* [Directions for this task]:
Every line of the records must be repeated exactly; pictures stay out.
═════ Available records ═════
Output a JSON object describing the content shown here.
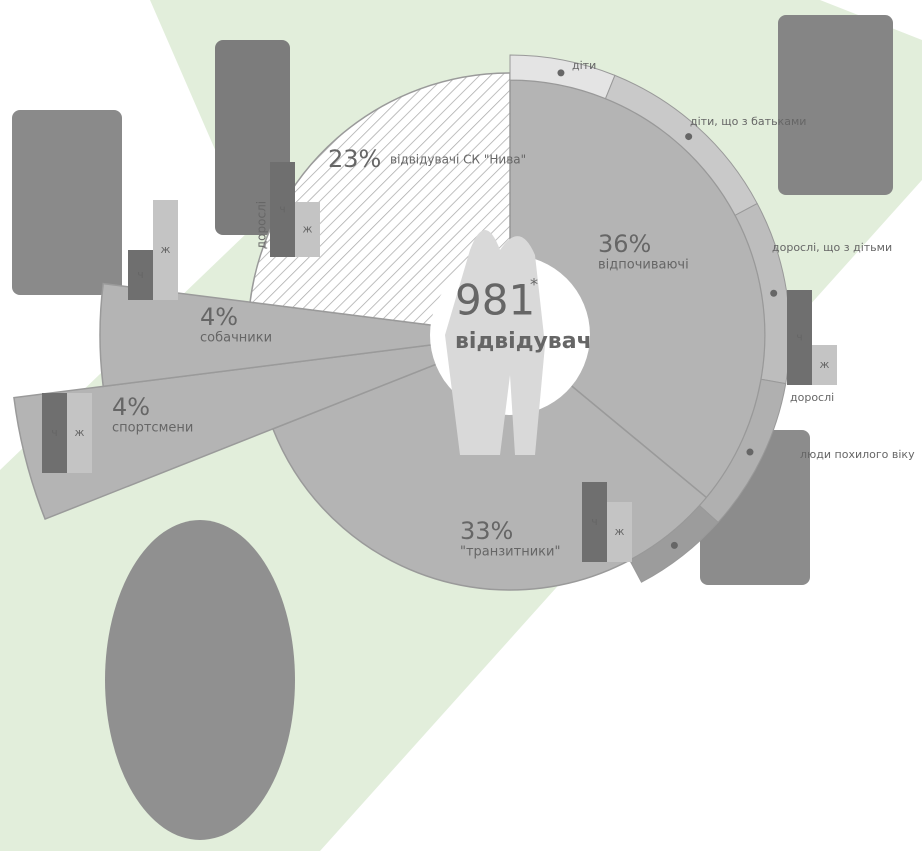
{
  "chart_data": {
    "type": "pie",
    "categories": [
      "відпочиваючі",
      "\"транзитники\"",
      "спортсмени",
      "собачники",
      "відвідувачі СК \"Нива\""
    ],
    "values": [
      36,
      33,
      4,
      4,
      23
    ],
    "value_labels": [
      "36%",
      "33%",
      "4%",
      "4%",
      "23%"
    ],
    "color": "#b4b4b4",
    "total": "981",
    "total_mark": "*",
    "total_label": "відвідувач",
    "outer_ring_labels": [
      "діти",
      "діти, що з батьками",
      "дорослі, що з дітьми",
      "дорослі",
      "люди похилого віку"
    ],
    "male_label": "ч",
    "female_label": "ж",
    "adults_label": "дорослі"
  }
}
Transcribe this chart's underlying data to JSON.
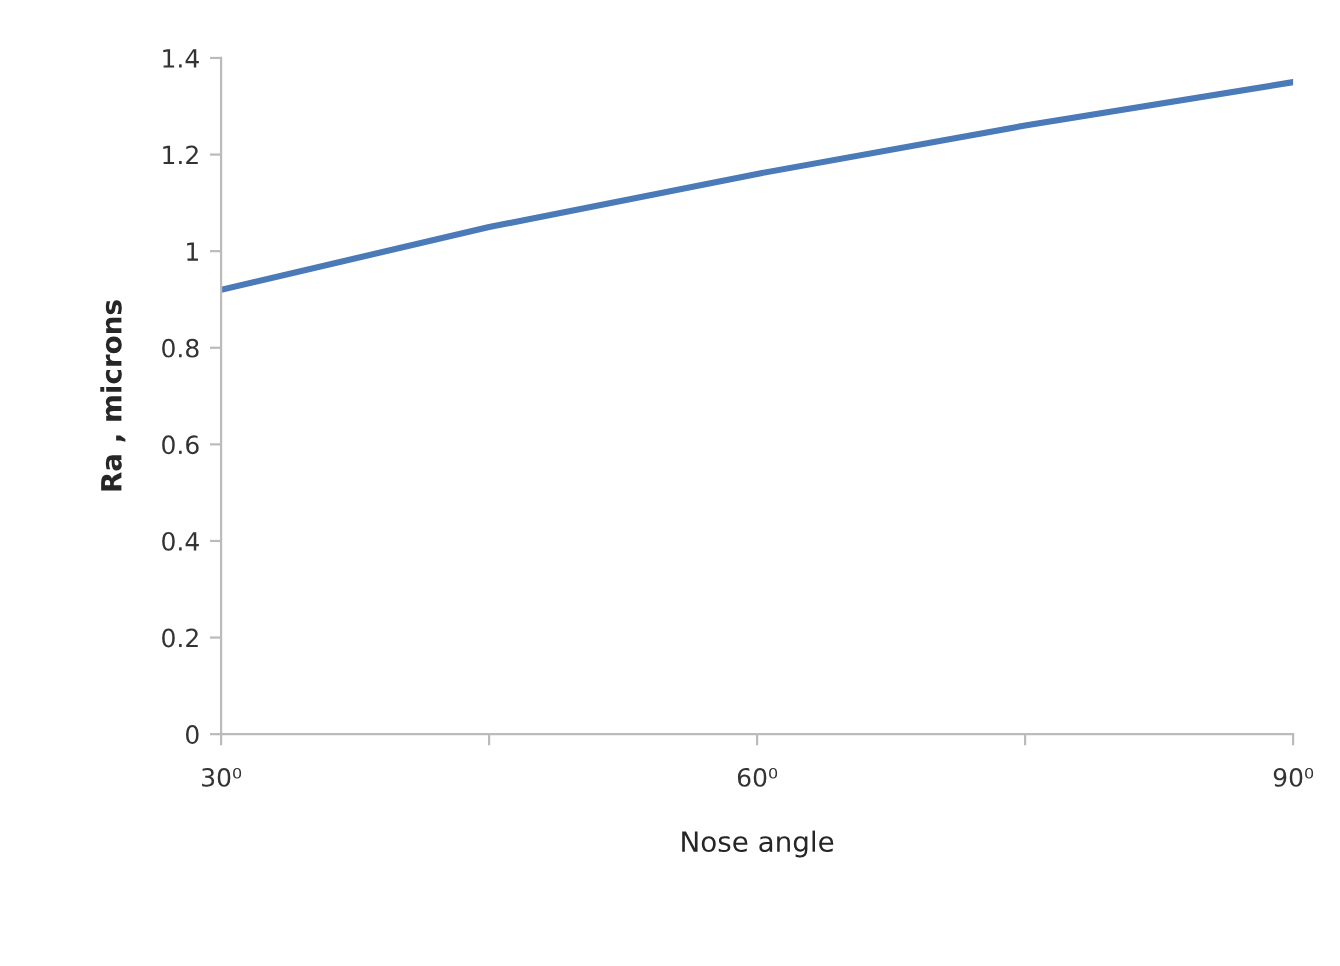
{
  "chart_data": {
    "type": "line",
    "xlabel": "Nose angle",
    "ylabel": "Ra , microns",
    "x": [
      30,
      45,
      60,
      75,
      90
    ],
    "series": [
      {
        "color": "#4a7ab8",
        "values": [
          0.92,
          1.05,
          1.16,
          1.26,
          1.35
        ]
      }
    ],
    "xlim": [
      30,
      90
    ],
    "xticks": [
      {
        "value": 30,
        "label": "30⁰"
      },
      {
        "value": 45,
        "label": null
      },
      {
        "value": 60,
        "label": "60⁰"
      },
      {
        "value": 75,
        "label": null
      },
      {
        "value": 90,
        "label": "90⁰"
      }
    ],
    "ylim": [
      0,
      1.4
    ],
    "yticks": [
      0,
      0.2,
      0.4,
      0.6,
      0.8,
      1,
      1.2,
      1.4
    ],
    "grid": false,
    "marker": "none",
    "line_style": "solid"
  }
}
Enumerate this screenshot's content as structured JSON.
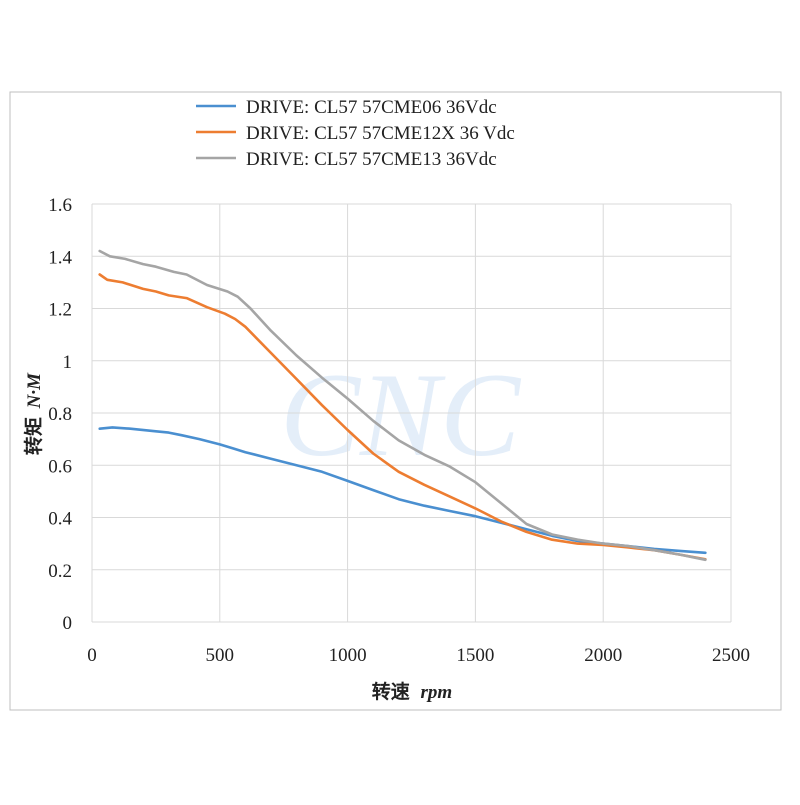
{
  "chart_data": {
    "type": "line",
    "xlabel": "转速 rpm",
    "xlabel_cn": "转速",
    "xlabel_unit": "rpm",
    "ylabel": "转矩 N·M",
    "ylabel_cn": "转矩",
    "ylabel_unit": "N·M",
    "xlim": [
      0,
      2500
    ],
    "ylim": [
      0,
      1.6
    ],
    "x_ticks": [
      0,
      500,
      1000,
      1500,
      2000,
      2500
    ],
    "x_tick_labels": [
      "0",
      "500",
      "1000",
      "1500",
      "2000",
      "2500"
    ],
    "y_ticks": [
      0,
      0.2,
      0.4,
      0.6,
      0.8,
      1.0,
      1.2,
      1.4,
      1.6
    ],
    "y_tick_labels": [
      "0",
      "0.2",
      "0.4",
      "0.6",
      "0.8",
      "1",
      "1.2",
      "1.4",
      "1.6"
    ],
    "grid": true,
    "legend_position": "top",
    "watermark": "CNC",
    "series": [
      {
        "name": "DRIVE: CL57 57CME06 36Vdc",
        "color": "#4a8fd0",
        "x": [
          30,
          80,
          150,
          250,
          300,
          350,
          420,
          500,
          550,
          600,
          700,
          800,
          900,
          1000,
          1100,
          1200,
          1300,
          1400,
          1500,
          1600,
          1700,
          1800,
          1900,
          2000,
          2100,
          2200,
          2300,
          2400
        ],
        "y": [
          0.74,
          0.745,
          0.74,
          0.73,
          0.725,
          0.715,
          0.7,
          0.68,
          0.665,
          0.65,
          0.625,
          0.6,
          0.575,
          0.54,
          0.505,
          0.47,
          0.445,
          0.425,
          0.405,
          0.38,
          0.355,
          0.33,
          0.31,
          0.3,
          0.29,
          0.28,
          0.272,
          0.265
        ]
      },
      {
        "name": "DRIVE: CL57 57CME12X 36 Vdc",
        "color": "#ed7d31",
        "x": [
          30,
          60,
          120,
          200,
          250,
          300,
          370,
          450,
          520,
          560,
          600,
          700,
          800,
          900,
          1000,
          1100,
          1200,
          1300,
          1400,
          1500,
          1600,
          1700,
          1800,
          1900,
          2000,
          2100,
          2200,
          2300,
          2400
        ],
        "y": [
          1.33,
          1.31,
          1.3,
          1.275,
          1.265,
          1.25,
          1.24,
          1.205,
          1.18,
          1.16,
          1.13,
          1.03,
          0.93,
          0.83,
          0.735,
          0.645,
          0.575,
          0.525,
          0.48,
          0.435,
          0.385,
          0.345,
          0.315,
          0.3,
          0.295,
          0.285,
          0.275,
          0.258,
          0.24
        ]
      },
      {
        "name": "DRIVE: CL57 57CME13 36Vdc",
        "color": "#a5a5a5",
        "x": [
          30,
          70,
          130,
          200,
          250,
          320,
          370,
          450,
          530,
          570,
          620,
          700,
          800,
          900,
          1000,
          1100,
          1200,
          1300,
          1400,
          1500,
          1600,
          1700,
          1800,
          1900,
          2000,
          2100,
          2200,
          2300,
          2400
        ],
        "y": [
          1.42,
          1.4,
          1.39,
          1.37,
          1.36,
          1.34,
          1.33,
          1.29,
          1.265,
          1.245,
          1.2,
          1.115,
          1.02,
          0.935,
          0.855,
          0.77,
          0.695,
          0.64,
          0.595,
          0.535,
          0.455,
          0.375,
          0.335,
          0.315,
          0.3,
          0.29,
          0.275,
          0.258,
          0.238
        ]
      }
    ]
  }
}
═════
* [Answer to the problem]:
Output a JSON object describing the content shown here.
{
  "chart_data": {
    "type": "pie",
    "categories": [
      "відпочиваючі",
      "\"транзитники\"",
      "спортсмени",
      "собачники",
      "відвідувачі СК \"Нива\""
    ],
    "values": [
      36,
      33,
      4,
      4,
      23
    ],
    "value_labels": [
      "36%",
      "33%",
      "4%",
      "4%",
      "23%"
    ],
    "color": "#b4b4b4",
    "total": "981",
    "total_mark": "*",
    "total_label": "відвідувач",
    "outer_ring_labels": [
      "діти",
      "діти, що з батьками",
      "дорослі, що з дітьми",
      "дорослі",
      "люди похилого віку"
    ],
    "male_label": "ч",
    "female_label": "ж",
    "adults_label": "дорослі"
  }
}
Transcribe this chart's underlying data to JSON.
{
  "chart_data": {
    "type": "line",
    "xlabel": "Nose angle",
    "ylabel": "Ra , microns",
    "x": [
      30,
      45,
      60,
      75,
      90
    ],
    "series": [
      {
        "color": "#4a7ab8",
        "values": [
          0.92,
          1.05,
          1.16,
          1.26,
          1.35
        ]
      }
    ],
    "xlim": [
      30,
      90
    ],
    "xticks": [
      {
        "value": 30,
        "label": "30⁰"
      },
      {
        "value": 45,
        "label": null
      },
      {
        "value": 60,
        "label": "60⁰"
      },
      {
        "value": 75,
        "label": null
      },
      {
        "value": 90,
        "label": "90⁰"
      }
    ],
    "ylim": [
      0,
      1.4
    ],
    "yticks": [
      0,
      0.2,
      0.4,
      0.6,
      0.8,
      1,
      1.2,
      1.4
    ],
    "grid": false,
    "marker": "none",
    "line_style": "solid"
  }
}
Enumerate this screenshot's content as structured JSON.
{
  "chart_data": {
    "type": "line",
    "xlabel": "转速 rpm",
    "xlabel_cn": "转速",
    "xlabel_unit": "rpm",
    "ylabel": "转矩 N·M",
    "ylabel_cn": "转矩",
    "ylabel_unit": "N·M",
    "xlim": [
      0,
      2500
    ],
    "ylim": [
      0,
      1.6
    ],
    "x_ticks": [
      0,
      500,
      1000,
      1500,
      2000,
      2500
    ],
    "x_tick_labels": [
      "0",
      "500",
      "1000",
      "1500",
      "2000",
      "2500"
    ],
    "y_ticks": [
      0,
      0.2,
      0.4,
      0.6,
      0.8,
      1.0,
      1.2,
      1.4,
      1.6
    ],
    "y_tick_labels": [
      "0",
      "0.2",
      "0.4",
      "0.6",
      "0.8",
      "1",
      "1.2",
      "1.4",
      "1.6"
    ],
    "grid": true,
    "legend_position": "top",
    "watermark": "CNC",
    "series": [
      {
        "name": "DRIVE: CL57 57CME06 36Vdc",
        "color": "#4a8fd0",
        "x": [
          30,
          80,
          150,
          250,
          300,
          350,
          420,
          500,
          550,
          600,
          700,
          800,
          900,
          1000,
          1100,
          1200,
          1300,
          1400,
          1500,
          1600,
          1700,
          1800,
          1900,
          2000,
          2100,
          2200,
          2300,
          2400
        ],
        "y": [
          0.74,
          0.745,
          0.74,
          0.73,
          0.725,
          0.715,
          0.7,
          0.68,
          0.665,
          0.65,
          0.625,
          0.6,
          0.575,
          0.54,
          0.505,
          0.47,
          0.445,
          0.425,
          0.405,
          0.38,
          0.355,
          0.33,
          0.31,
          0.3,
          0.29,
          0.28,
          0.272,
          0.265
        ]
      },
      {
        "name": "DRIVE: CL57 57CME12X 36 Vdc",
        "color": "#ed7d31",
        "x": [
          30,
          60,
          120,
          200,
          250,
          300,
          370,
          450,
          520,
          560,
          600,
          700,
          800,
          900,
          1000,
          1100,
          1200,
          1300,
          1400,
          1500,
          1600,
          1700,
          1800,
          1900,
          2000,
          2100,
          2200,
          2300,
          2400
        ],
        "y": [
          1.33,
          1.31,
          1.3,
          1.275,
          1.265,
          1.25,
          1.24,
          1.205,
          1.18,
          1.16,
          1.13,
          1.03,
          0.93,
          0.83,
          0.735,
          0.645,
          0.575,
          0.525,
          0.48,
          0.435,
          0.385,
          0.345,
          0.315,
          0.3,
          0.295,
          0.285,
          0.275,
          0.258,
          0.24
        ]
      },
      {
        "name": "DRIVE: CL57 57CME13 36Vdc",
        "color": "#a5a5a5",
        "x": [
          30,
          70,
          130,
          200,
          250,
          320,
          370,
          450,
          530,
          570,
          620,
          700,
          800,
          900,
          1000,
          1100,
          1200,
          1300,
          1400,
          1500,
          1600,
          1700,
          1800,
          1900,
          2000,
          2100,
          2200,
          2300,
          2400
        ],
        "y": [
          1.42,
          1.4,
          1.39,
          1.37,
          1.36,
          1.34,
          1.33,
          1.29,
          1.265,
          1.245,
          1.2,
          1.115,
          1.02,
          0.935,
          0.855,
          0.77,
          0.695,
          0.64,
          0.595,
          0.535,
          0.455,
          0.375,
          0.335,
          0.315,
          0.3,
          0.29,
          0.275,
          0.258,
          0.238
        ]
      }
    ]
  }
}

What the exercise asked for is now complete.